- Written instruction -
Check each line of the listing, and copy it if it contains the word "author".
--- Start of Provided records ---
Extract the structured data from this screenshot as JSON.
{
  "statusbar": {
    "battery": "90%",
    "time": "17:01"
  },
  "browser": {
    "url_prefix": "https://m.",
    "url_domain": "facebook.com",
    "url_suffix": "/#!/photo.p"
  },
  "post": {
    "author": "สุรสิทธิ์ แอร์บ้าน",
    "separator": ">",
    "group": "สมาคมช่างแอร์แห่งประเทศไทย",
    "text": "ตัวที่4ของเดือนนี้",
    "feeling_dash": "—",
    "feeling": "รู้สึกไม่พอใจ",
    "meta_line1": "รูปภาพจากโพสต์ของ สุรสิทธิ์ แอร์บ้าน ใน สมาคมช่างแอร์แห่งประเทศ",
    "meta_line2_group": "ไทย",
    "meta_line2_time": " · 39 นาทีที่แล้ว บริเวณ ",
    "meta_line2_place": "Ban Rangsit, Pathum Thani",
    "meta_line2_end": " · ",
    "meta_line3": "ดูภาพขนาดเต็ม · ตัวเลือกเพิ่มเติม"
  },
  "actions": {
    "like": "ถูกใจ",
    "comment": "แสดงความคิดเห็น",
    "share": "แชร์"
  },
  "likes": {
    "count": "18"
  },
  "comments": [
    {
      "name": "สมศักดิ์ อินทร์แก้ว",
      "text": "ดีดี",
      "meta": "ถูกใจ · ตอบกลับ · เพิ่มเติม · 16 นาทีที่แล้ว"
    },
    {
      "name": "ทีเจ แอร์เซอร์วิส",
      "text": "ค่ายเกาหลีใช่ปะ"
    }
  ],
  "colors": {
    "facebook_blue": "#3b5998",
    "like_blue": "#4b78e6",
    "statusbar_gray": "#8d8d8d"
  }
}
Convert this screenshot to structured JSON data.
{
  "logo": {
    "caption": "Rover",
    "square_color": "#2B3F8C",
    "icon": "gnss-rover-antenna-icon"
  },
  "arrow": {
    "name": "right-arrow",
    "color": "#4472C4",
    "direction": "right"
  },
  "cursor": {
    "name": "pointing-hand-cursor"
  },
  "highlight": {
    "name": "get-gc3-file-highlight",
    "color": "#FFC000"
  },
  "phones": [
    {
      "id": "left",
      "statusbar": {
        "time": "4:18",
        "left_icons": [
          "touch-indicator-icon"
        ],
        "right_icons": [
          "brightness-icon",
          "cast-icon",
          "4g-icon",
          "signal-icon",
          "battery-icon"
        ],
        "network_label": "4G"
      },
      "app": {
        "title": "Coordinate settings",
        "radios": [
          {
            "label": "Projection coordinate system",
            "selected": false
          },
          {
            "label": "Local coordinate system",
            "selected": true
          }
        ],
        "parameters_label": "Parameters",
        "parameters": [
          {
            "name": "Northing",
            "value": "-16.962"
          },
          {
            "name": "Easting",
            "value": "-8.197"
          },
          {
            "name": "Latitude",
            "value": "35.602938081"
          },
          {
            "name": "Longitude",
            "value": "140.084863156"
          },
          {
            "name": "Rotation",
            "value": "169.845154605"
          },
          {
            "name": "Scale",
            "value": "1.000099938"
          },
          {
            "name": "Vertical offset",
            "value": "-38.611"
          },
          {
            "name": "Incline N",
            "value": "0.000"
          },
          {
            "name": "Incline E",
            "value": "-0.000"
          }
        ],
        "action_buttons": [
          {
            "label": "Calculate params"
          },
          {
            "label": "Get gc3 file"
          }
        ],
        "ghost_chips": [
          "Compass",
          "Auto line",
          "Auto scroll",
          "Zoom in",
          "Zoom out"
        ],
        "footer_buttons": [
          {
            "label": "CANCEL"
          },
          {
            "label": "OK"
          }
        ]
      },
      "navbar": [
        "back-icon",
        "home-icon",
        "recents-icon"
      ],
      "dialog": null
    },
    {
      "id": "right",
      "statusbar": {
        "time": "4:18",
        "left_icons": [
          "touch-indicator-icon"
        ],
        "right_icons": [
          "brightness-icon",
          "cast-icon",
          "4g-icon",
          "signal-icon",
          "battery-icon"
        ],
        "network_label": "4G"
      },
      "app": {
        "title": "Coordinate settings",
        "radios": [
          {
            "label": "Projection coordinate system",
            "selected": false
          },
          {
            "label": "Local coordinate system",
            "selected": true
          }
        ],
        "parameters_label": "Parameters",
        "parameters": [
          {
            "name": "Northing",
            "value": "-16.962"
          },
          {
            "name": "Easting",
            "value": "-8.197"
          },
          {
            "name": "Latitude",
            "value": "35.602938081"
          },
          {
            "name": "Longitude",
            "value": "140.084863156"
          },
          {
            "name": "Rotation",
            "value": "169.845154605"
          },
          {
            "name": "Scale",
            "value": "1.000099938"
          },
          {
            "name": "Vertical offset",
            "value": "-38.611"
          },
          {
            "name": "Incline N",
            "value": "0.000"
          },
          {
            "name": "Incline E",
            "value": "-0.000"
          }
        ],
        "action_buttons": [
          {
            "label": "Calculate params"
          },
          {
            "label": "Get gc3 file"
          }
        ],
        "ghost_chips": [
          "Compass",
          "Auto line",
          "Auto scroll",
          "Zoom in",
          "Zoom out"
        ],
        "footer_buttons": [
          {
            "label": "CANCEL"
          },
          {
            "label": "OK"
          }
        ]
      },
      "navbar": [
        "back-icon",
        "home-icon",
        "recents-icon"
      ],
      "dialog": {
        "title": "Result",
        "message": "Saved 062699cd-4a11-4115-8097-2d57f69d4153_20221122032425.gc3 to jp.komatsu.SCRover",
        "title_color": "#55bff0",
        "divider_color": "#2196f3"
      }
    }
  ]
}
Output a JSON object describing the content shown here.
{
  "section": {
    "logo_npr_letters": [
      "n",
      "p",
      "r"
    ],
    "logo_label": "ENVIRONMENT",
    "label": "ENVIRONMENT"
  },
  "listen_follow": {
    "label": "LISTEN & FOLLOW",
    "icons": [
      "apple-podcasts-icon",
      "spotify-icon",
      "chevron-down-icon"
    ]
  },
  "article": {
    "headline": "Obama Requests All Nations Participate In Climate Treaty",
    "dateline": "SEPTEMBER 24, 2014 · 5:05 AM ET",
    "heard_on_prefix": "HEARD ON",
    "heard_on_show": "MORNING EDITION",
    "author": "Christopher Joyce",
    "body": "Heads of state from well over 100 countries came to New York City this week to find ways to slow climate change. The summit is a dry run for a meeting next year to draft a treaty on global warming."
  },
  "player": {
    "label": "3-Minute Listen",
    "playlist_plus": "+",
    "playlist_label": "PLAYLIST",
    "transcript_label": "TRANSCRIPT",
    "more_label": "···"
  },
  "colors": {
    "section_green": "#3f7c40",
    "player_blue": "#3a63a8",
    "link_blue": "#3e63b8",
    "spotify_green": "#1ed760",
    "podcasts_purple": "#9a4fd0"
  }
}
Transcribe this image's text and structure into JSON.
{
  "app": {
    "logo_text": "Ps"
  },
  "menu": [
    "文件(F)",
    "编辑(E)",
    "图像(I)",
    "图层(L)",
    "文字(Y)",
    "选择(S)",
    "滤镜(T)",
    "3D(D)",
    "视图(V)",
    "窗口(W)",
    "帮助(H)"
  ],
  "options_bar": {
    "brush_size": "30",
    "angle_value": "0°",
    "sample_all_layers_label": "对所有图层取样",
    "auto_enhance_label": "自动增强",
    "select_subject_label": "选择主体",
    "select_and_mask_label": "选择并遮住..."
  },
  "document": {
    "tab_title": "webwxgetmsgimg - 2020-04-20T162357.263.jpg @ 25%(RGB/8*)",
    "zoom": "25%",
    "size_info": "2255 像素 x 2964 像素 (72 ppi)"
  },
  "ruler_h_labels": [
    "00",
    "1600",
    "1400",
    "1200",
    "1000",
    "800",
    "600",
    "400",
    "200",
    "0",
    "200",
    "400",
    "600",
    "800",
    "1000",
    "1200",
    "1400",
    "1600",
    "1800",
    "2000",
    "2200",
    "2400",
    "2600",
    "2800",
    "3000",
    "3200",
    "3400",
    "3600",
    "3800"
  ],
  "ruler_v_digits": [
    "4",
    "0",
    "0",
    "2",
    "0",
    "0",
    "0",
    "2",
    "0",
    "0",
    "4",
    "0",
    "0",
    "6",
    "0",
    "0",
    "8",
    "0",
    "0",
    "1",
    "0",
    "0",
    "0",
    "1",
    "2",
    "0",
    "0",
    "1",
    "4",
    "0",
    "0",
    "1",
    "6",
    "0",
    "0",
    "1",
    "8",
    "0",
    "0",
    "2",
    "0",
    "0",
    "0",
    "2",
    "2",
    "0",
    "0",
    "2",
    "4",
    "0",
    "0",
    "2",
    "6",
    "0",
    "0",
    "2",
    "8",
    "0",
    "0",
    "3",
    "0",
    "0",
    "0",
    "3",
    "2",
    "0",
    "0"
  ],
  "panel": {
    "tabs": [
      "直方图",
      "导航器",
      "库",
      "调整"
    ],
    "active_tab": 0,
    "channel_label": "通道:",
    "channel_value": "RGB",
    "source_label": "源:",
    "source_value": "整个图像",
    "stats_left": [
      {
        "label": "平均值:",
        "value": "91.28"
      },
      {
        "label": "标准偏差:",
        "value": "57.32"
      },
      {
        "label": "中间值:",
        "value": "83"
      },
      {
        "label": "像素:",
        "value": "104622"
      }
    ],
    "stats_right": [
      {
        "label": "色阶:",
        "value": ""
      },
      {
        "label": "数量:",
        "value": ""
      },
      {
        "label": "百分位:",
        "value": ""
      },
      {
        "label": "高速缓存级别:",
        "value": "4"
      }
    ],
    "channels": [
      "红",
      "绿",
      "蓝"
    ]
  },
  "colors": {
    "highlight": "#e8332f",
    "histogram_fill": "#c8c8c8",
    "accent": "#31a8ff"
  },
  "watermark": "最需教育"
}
--- End of Provided records ---
- Exercise solution -
    "author": "สุรสิทธิ์ แอร์บ้าน",
    "author": "Christopher Joyce",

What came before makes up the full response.